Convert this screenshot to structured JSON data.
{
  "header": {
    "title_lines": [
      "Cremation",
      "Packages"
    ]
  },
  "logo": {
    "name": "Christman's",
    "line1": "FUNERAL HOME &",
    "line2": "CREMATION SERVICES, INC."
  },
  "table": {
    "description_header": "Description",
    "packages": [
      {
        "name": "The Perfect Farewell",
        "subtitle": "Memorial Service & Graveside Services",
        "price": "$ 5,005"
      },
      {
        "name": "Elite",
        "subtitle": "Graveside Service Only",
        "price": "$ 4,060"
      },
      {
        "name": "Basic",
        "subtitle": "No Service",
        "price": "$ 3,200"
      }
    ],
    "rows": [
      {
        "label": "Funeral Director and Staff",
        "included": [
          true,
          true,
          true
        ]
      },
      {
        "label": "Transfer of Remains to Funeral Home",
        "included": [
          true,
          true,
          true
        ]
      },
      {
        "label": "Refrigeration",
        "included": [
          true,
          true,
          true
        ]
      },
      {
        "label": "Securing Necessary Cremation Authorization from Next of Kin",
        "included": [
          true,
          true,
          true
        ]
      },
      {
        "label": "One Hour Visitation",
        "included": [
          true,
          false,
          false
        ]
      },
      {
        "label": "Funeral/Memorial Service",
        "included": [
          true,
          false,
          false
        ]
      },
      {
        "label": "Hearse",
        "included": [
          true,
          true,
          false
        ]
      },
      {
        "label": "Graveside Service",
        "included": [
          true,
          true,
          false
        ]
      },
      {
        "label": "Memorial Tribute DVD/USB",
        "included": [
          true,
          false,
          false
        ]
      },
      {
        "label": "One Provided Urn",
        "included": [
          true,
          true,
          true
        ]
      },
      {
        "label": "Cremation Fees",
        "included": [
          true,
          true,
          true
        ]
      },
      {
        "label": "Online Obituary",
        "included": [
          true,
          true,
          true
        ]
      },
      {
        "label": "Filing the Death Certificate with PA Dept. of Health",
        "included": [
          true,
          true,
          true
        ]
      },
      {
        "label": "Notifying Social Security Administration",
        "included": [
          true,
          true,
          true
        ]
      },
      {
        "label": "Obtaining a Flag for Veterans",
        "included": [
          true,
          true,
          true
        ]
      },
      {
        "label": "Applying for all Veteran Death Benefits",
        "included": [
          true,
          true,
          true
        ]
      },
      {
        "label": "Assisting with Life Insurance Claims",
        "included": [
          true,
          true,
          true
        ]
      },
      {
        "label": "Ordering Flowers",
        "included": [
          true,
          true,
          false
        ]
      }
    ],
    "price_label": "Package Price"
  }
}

_Goal_
Of the lines in the data, how many hold the string "name"? State the number, nothing else.

_Task output_
4